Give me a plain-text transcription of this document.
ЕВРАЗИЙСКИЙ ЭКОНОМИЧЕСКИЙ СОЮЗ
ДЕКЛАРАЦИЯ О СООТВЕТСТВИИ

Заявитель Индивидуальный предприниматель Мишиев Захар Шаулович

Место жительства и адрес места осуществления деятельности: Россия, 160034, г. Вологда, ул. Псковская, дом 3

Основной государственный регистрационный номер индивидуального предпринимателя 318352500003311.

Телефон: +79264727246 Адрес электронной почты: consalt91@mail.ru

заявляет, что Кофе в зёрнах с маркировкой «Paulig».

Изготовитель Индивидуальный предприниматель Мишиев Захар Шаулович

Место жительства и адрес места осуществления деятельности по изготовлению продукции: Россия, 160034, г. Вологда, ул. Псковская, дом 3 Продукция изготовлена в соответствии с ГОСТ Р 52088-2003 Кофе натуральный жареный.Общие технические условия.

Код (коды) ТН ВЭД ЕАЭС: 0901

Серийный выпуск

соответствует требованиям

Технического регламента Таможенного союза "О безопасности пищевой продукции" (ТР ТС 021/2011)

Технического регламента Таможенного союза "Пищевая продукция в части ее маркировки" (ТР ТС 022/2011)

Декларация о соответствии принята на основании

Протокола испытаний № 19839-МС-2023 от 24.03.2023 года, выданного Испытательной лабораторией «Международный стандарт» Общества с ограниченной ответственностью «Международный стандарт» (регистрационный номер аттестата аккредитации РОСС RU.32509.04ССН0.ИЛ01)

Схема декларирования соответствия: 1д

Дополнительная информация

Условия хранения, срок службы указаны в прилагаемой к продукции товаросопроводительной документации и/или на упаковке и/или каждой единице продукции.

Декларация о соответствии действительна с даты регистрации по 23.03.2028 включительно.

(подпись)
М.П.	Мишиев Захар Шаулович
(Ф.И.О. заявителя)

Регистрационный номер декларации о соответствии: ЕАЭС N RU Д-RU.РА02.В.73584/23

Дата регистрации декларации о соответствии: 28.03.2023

- - -

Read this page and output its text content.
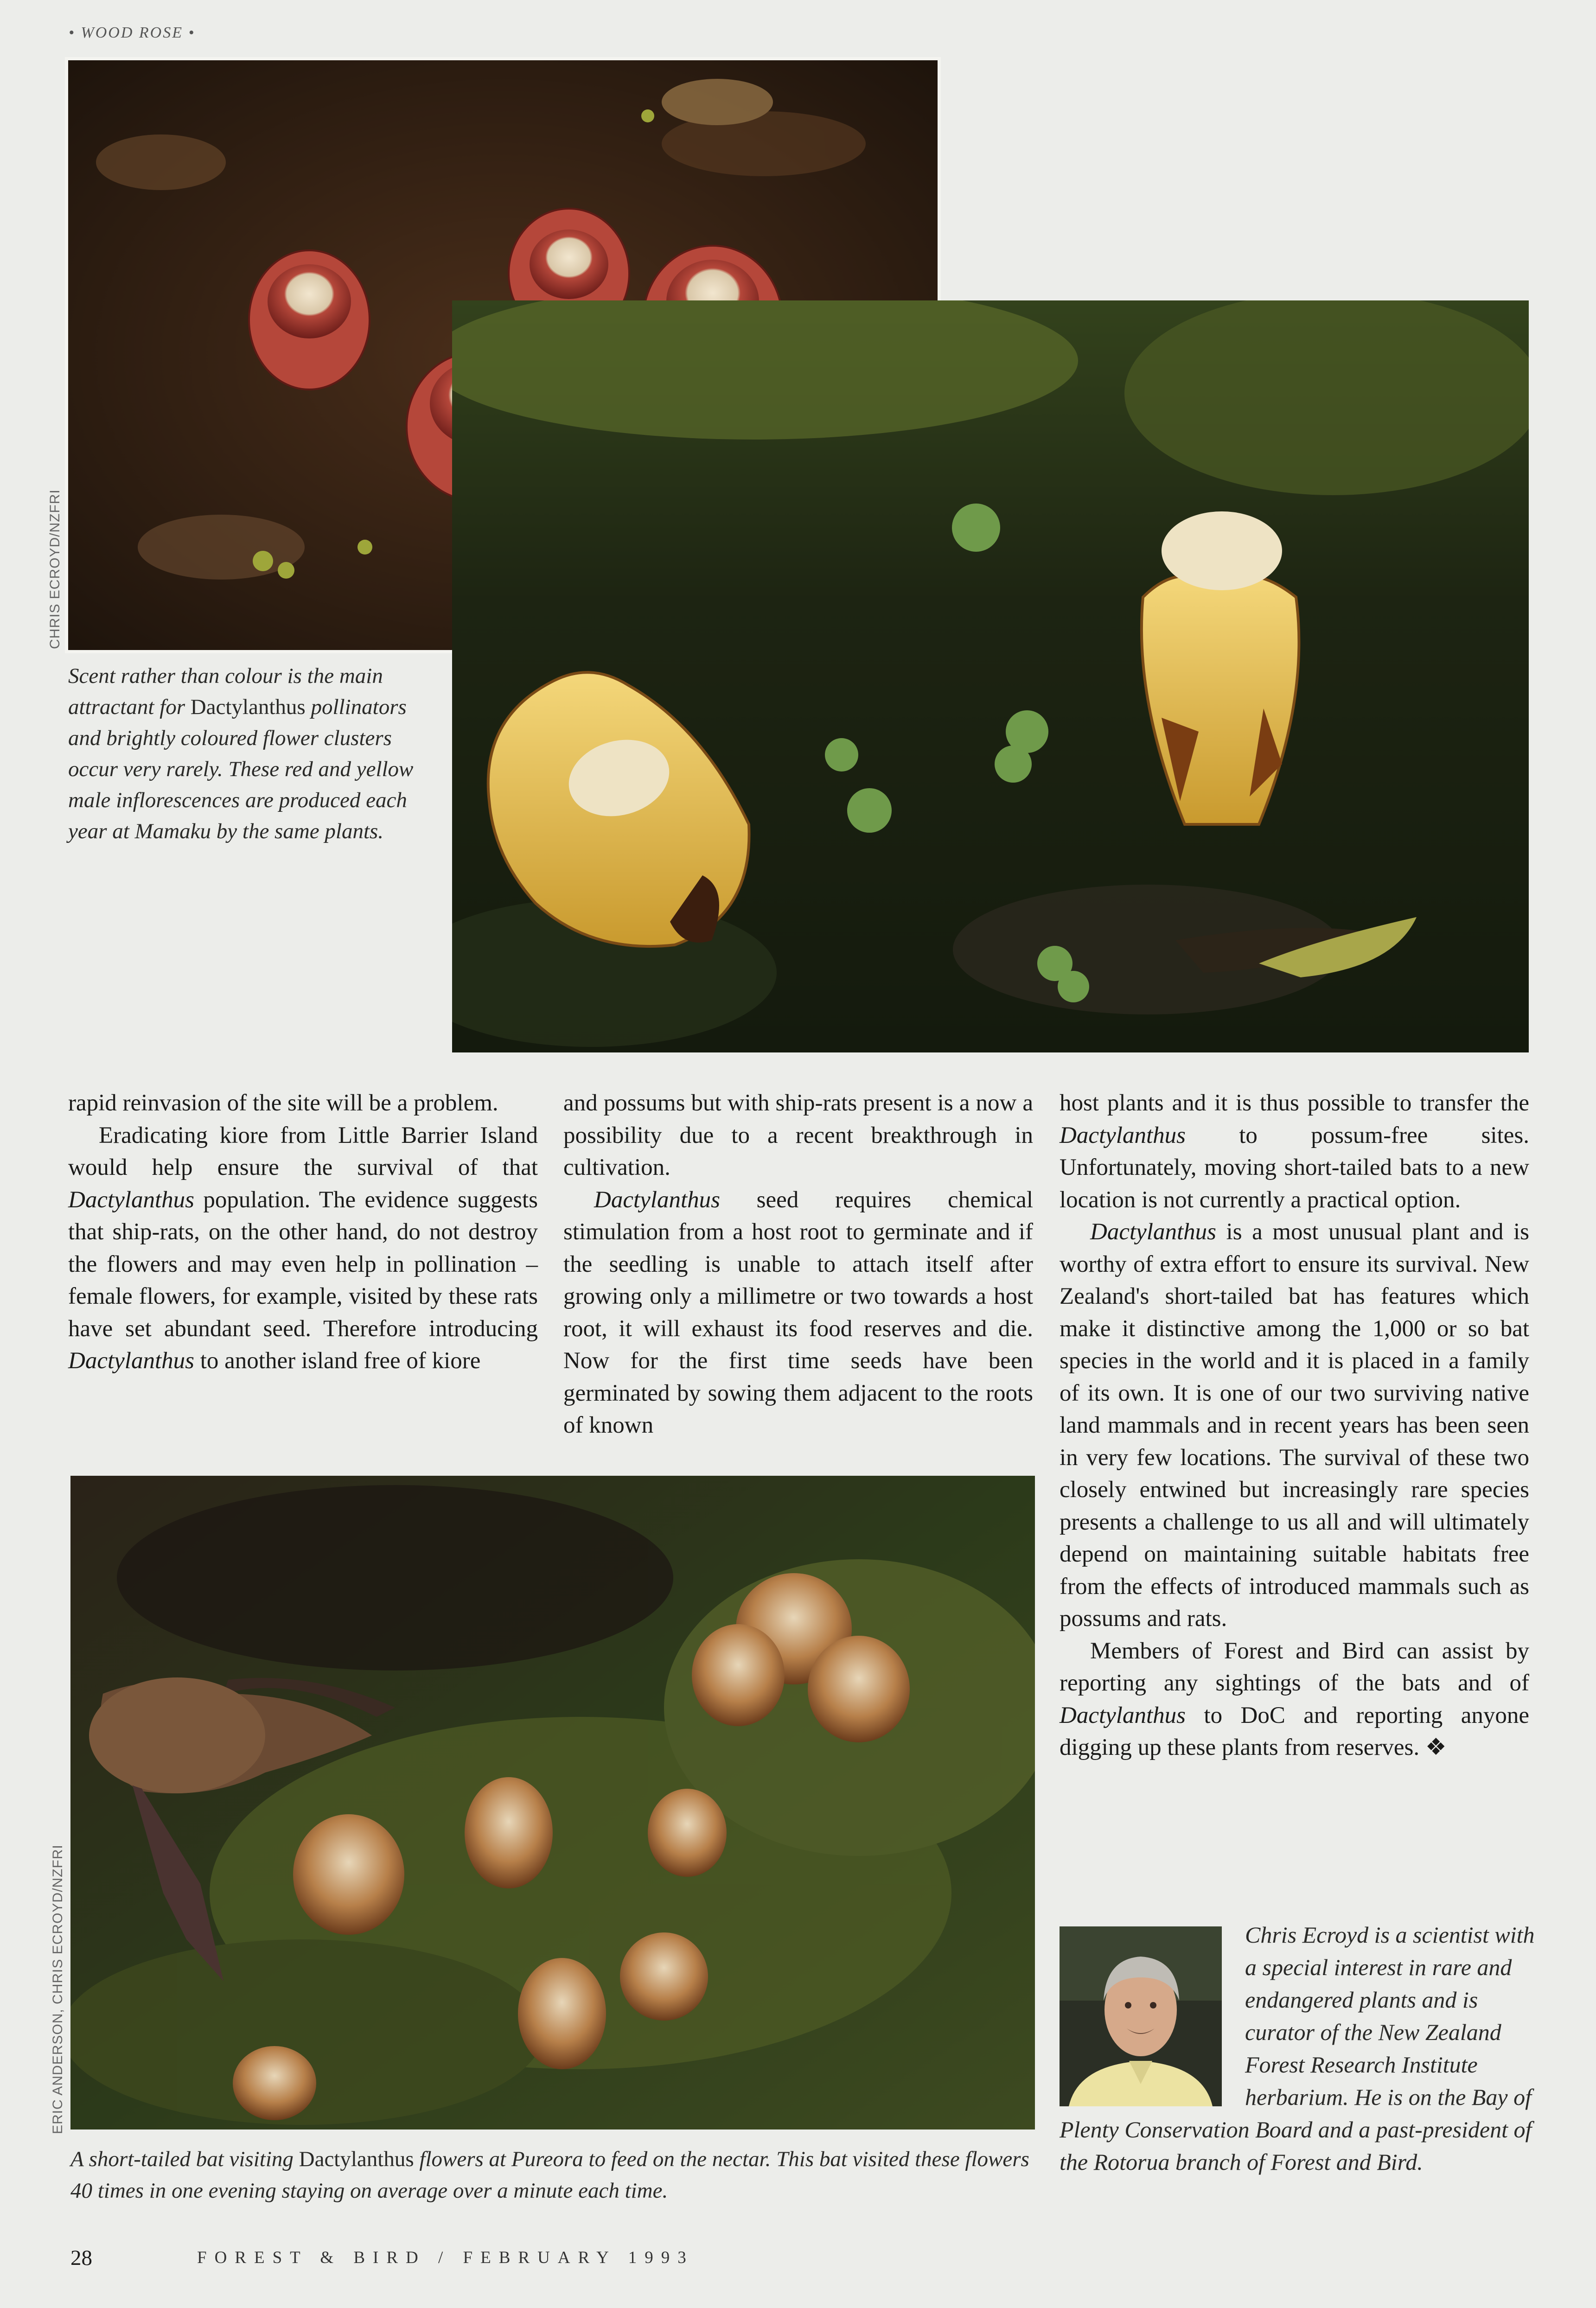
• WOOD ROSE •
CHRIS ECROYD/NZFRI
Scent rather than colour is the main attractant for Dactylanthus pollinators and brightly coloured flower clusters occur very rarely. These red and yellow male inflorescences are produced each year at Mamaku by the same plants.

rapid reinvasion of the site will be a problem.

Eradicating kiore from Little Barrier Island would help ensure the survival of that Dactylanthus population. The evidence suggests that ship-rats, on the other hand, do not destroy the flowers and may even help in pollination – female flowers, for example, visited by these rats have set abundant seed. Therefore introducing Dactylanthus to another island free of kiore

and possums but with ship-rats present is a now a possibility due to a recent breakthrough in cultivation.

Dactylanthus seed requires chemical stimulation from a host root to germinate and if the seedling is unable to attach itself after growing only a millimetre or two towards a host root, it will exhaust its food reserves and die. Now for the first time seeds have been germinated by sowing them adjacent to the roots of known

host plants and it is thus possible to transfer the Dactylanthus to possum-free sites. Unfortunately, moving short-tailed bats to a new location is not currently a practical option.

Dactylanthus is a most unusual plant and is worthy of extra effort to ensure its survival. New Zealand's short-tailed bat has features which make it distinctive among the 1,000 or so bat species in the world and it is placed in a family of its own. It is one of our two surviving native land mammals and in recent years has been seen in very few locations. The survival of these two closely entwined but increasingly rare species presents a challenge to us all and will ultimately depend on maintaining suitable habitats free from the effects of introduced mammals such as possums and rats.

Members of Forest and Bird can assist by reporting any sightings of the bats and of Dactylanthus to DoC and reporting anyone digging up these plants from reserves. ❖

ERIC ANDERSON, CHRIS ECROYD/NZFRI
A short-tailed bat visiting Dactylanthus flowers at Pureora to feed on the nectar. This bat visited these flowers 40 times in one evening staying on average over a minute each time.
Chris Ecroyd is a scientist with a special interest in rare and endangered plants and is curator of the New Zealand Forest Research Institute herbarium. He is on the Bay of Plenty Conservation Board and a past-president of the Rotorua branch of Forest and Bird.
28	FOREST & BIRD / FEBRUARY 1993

- - -

§ **TASK GOAL**
Gather each line that holds "Захар".

§ **RESPONSE TO THE EXERCISE**
Заявитель Индивидуальный предприниматель Мишиев Захар Шаулович
Изготовитель Индивидуальный предприниматель Мишиев Захар Шаулович
М.П.	Мишиев Захар Шаулович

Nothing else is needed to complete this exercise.